◆ AIM OF THE TASK
Spot each line that carries the word "xlabel"; copy those lines.

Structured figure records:
— start —
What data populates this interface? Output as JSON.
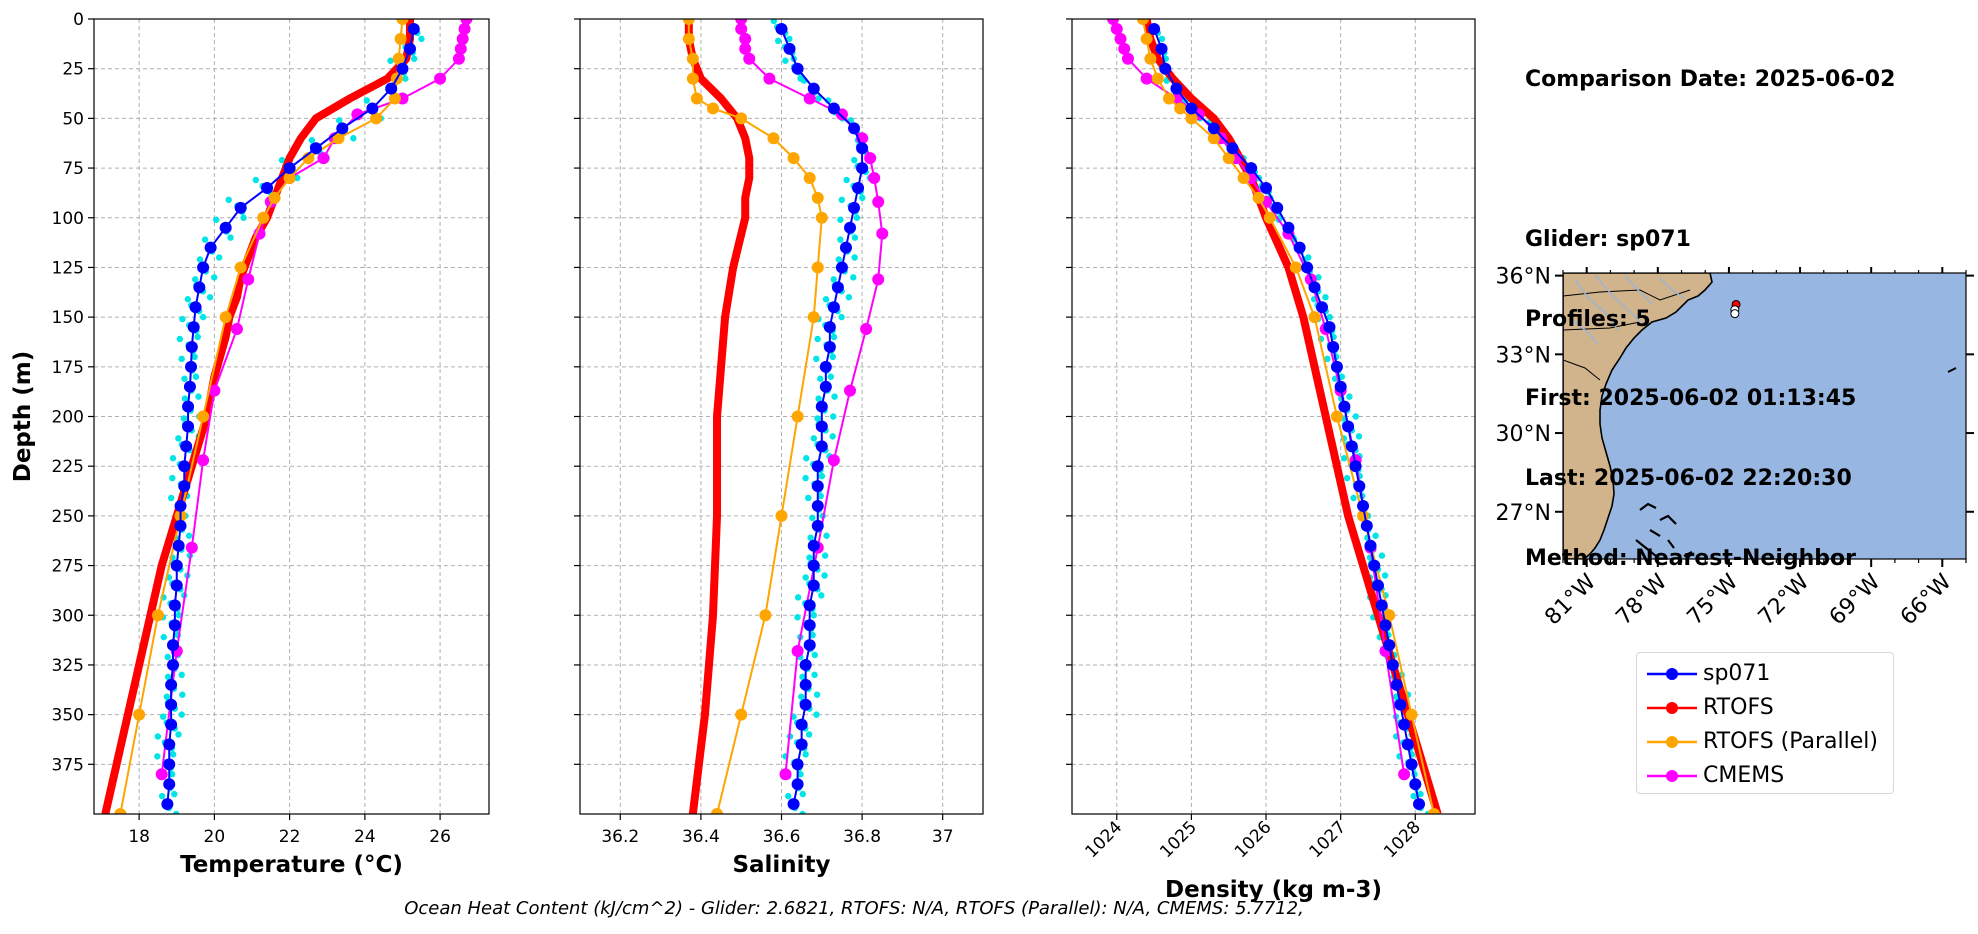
{
  "info": {
    "comparison_date": "Comparison Date: 2025-06-02",
    "glider": "Glider: sp071",
    "profiles": "Profiles: 5",
    "first": "First: 2025-06-02 01:13:45",
    "last": "Last: 2025-06-02 22:20:30",
    "method": "Method: Nearest-Neighbor"
  },
  "footer": "Ocean Heat Content (kJ/cm^2) - Glider: 2.6821,  RTOFS: N/A,  RTOFS (Parallel): N/A,  CMEMS: 5.7712,",
  "colors": {
    "glider": "#0000ff",
    "glider_profiles": "#00e5e5",
    "rtofs": "#ff0000",
    "rtofs_parallel": "#ffa500",
    "cmems": "#ff00ff",
    "ocean": "#97b6e1",
    "land": "#d2b48c"
  },
  "legend": [
    {
      "label": "sp071",
      "color": "#0000ff"
    },
    {
      "label": "RTOFS",
      "color": "#ff0000"
    },
    {
      "label": "RTOFS (Parallel)",
      "color": "#ffa500"
    },
    {
      "label": "CMEMS",
      "color": "#ff00ff"
    }
  ],
  "chart_data": [
    {
      "type": "line",
      "xlabel": "Temperature (°C)",
      "ylabel": "Depth (m)",
      "xlim": [
        16.8,
        27.3
      ],
      "ylim": [
        400,
        0
      ],
      "xticks": [
        18,
        20,
        22,
        24,
        26
      ],
      "yticks": [
        0,
        25,
        50,
        75,
        100,
        125,
        150,
        175,
        200,
        225,
        250,
        275,
        300,
        325,
        350,
        375
      ],
      "grid": true,
      "series": [
        {
          "name": "sp071",
          "depth": [
            5,
            15,
            25,
            35,
            45,
            55,
            65,
            75,
            85,
            95,
            105,
            115,
            125,
            135,
            145,
            155,
            165,
            175,
            185,
            195,
            205,
            215,
            225,
            235,
            245,
            255,
            265,
            275,
            285,
            295,
            305,
            315,
            325,
            335,
            345,
            355,
            365,
            375,
            385,
            395
          ],
          "values": [
            25.3,
            25.2,
            25.0,
            24.7,
            24.2,
            23.4,
            22.7,
            22.0,
            21.4,
            20.7,
            20.3,
            19.9,
            19.7,
            19.6,
            19.5,
            19.45,
            19.4,
            19.38,
            19.35,
            19.3,
            19.3,
            19.25,
            19.2,
            19.2,
            19.1,
            19.1,
            19.05,
            19.0,
            19.0,
            18.95,
            18.95,
            18.9,
            18.9,
            18.85,
            18.85,
            18.85,
            18.8,
            18.8,
            18.8,
            18.75
          ]
        },
        {
          "name": "RTOFS",
          "depth": [
            0,
            10,
            20,
            30,
            40,
            50,
            60,
            70,
            80,
            90,
            100,
            110,
            120,
            130,
            140,
            150,
            160,
            170,
            180,
            190,
            200,
            225,
            250,
            275,
            300,
            325,
            350,
            375,
            400
          ],
          "values": [
            25.2,
            25.2,
            25.1,
            24.6,
            23.6,
            22.7,
            22.3,
            22.0,
            21.8,
            21.6,
            21.4,
            21.1,
            20.9,
            20.7,
            20.6,
            20.4,
            20.3,
            20.15,
            20.0,
            19.9,
            19.8,
            19.4,
            19.0,
            18.6,
            18.3,
            18.0,
            17.7,
            17.4,
            17.1
          ]
        },
        {
          "name": "RTOFS (Parallel)",
          "depth": [
            0,
            10,
            20,
            30,
            40,
            50,
            60,
            70,
            80,
            90,
            100,
            125,
            150,
            200,
            250,
            300,
            350,
            400
          ],
          "values": [
            25.0,
            24.95,
            24.9,
            24.85,
            24.8,
            24.3,
            23.3,
            22.5,
            22.0,
            21.6,
            21.3,
            20.7,
            20.3,
            19.7,
            19.1,
            18.5,
            18.0,
            17.5
          ]
        },
        {
          "name": "CMEMS",
          "depth": [
            0,
            5,
            10,
            15,
            20,
            30,
            40,
            48,
            60,
            70,
            80,
            92,
            108,
            131,
            156,
            187,
            222,
            266,
            318,
            380
          ],
          "values": [
            26.7,
            26.65,
            26.6,
            26.55,
            26.5,
            26.0,
            25.0,
            23.8,
            23.2,
            22.9,
            22.0,
            21.5,
            21.2,
            20.9,
            20.6,
            20.0,
            19.7,
            19.4,
            19.0,
            18.6
          ]
        }
      ]
    },
    {
      "type": "line",
      "xlabel": "Salinity",
      "xlim": [
        36.1,
        37.1
      ],
      "ylim": [
        400,
        0
      ],
      "xticks": [
        36.2,
        36.4,
        36.6,
        36.8,
        37.0
      ],
      "grid": true,
      "series": [
        {
          "name": "sp071",
          "depth": [
            5,
            15,
            25,
            35,
            45,
            55,
            65,
            75,
            85,
            95,
            105,
            115,
            125,
            135,
            145,
            155,
            165,
            175,
            185,
            195,
            205,
            215,
            225,
            235,
            245,
            255,
            265,
            275,
            285,
            295,
            305,
            315,
            325,
            335,
            345,
            355,
            365,
            375,
            385,
            395
          ],
          "values": [
            36.6,
            36.62,
            36.64,
            36.68,
            36.73,
            36.78,
            36.8,
            36.8,
            36.79,
            36.78,
            36.77,
            36.76,
            36.75,
            36.74,
            36.73,
            36.72,
            36.72,
            36.71,
            36.71,
            36.7,
            36.7,
            36.7,
            36.69,
            36.69,
            36.69,
            36.69,
            36.68,
            36.68,
            36.68,
            36.67,
            36.67,
            36.67,
            36.66,
            36.66,
            36.66,
            36.65,
            36.65,
            36.64,
            36.64,
            36.63
          ]
        },
        {
          "name": "RTOFS",
          "depth": [
            0,
            10,
            20,
            30,
            40,
            50,
            60,
            70,
            80,
            90,
            100,
            125,
            150,
            200,
            250,
            300,
            350,
            400
          ],
          "values": [
            36.37,
            36.37,
            36.38,
            36.4,
            36.45,
            36.49,
            36.51,
            36.52,
            36.52,
            36.51,
            36.51,
            36.48,
            36.46,
            36.44,
            36.44,
            36.43,
            36.41,
            36.38
          ]
        },
        {
          "name": "RTOFS (Parallel)",
          "depth": [
            0,
            10,
            20,
            30,
            40,
            45,
            50,
            60,
            70,
            80,
            90,
            100,
            125,
            150,
            200,
            250,
            300,
            350,
            400
          ],
          "values": [
            36.37,
            36.37,
            36.38,
            36.38,
            36.39,
            36.43,
            36.5,
            36.58,
            36.63,
            36.67,
            36.69,
            36.7,
            36.69,
            36.68,
            36.64,
            36.6,
            36.56,
            36.5,
            36.44
          ]
        },
        {
          "name": "CMEMS",
          "depth": [
            0,
            5,
            10,
            15,
            20,
            30,
            40,
            48,
            60,
            70,
            80,
            92,
            108,
            131,
            156,
            187,
            222,
            266,
            318,
            380
          ],
          "values": [
            36.5,
            36.5,
            36.51,
            36.51,
            36.52,
            36.57,
            36.67,
            36.75,
            36.8,
            36.82,
            36.83,
            36.84,
            36.85,
            36.84,
            36.81,
            36.77,
            36.73,
            36.69,
            36.64,
            36.61
          ]
        }
      ]
    },
    {
      "type": "line",
      "xlabel": "Density (kg m-3)",
      "xlim": [
        1023.4,
        1028.8
      ],
      "ylim": [
        400,
        0
      ],
      "xticks": [
        1024,
        1025,
        1026,
        1027,
        1028
      ],
      "grid": true,
      "series": [
        {
          "name": "sp071",
          "depth": [
            5,
            15,
            25,
            35,
            45,
            55,
            65,
            75,
            85,
            95,
            105,
            115,
            125,
            135,
            145,
            155,
            165,
            175,
            185,
            195,
            205,
            215,
            225,
            235,
            245,
            255,
            265,
            275,
            285,
            295,
            305,
            315,
            325,
            335,
            345,
            355,
            365,
            375,
            385,
            395
          ],
          "values": [
            1024.5,
            1024.6,
            1024.65,
            1024.8,
            1025.0,
            1025.3,
            1025.55,
            1025.8,
            1026.0,
            1026.15,
            1026.3,
            1026.45,
            1026.55,
            1026.65,
            1026.75,
            1026.85,
            1026.9,
            1026.95,
            1027.0,
            1027.05,
            1027.1,
            1027.15,
            1027.2,
            1027.25,
            1027.3,
            1027.35,
            1027.4,
            1027.45,
            1027.5,
            1027.55,
            1027.6,
            1027.65,
            1027.7,
            1027.75,
            1027.8,
            1027.85,
            1027.9,
            1027.95,
            1028.0,
            1028.05
          ]
        },
        {
          "name": "RTOFS",
          "depth": [
            0,
            10,
            20,
            30,
            40,
            50,
            60,
            70,
            80,
            90,
            100,
            125,
            150,
            200,
            250,
            300,
            350,
            400
          ],
          "values": [
            1024.4,
            1024.45,
            1024.55,
            1024.75,
            1025.0,
            1025.3,
            1025.5,
            1025.65,
            1025.8,
            1025.9,
            1026.0,
            1026.3,
            1026.5,
            1026.8,
            1027.1,
            1027.5,
            1027.9,
            1028.3
          ]
        },
        {
          "name": "RTOFS (Parallel)",
          "depth": [
            0,
            10,
            20,
            30,
            40,
            45,
            50,
            60,
            70,
            80,
            90,
            100,
            125,
            150,
            200,
            250,
            300,
            350,
            400
          ],
          "values": [
            1024.35,
            1024.4,
            1024.45,
            1024.55,
            1024.7,
            1024.85,
            1025.0,
            1025.3,
            1025.5,
            1025.7,
            1025.9,
            1026.05,
            1026.4,
            1026.65,
            1026.95,
            1027.3,
            1027.65,
            1027.95,
            1028.25
          ]
        },
        {
          "name": "CMEMS",
          "depth": [
            0,
            5,
            10,
            15,
            20,
            30,
            40,
            48,
            60,
            70,
            80,
            92,
            108,
            131,
            156,
            187,
            222,
            266,
            318,
            380
          ],
          "values": [
            1023.95,
            1024.0,
            1024.05,
            1024.1,
            1024.15,
            1024.4,
            1024.8,
            1025.1,
            1025.4,
            1025.6,
            1025.8,
            1026.0,
            1026.3,
            1026.6,
            1026.8,
            1027.0,
            1027.2,
            1027.4,
            1027.6,
            1027.85
          ]
        }
      ]
    },
    {
      "type": "map",
      "lon_ticks": [
        "81°W",
        "78°W",
        "75°W",
        "72°W",
        "69°W",
        "66°W"
      ],
      "lat_ticks": [
        "36°N",
        "33°N",
        "30°N",
        "27°N"
      ],
      "extent_lon": [
        -82,
        -65
      ],
      "extent_lat": [
        25.2,
        36.1
      ],
      "glider_positions": [
        [
          -74.7,
          34.9
        ],
        [
          -74.75,
          34.7
        ],
        [
          -74.75,
          34.55
        ]
      ]
    }
  ]
}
— end —
◆ WRITTEN ANSWER
      "xlabel": "Temperature (°C)",
      "xlabel": "Salinity",
      "xlabel": "Density (kg m-3)",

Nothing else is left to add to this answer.